[Some records]

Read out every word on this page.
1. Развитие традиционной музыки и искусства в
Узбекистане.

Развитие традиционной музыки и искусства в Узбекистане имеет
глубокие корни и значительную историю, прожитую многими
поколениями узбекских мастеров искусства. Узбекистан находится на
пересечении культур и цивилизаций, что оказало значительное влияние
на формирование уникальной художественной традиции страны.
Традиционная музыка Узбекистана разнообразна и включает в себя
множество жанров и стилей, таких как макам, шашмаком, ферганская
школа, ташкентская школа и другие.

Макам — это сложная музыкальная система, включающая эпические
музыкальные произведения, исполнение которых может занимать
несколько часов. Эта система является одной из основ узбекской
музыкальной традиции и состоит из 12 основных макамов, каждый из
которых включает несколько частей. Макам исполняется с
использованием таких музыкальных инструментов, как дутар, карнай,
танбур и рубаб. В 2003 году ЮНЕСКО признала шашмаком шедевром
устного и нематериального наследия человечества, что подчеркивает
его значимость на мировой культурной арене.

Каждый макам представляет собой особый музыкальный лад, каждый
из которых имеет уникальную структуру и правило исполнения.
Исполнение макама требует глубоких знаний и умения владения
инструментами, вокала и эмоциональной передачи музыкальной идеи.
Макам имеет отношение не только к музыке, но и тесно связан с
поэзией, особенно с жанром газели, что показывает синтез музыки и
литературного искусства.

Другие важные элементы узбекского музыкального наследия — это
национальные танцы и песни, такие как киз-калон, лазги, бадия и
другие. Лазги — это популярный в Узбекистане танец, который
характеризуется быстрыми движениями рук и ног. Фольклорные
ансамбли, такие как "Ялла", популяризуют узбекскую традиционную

### Short task
Return all lines of the material above in which the word "традиционной" occurs.

### Result of this task
1. Развитие традиционной музыки и искусства в
Развитие традиционной музыки и искусства в Узбекистане имеет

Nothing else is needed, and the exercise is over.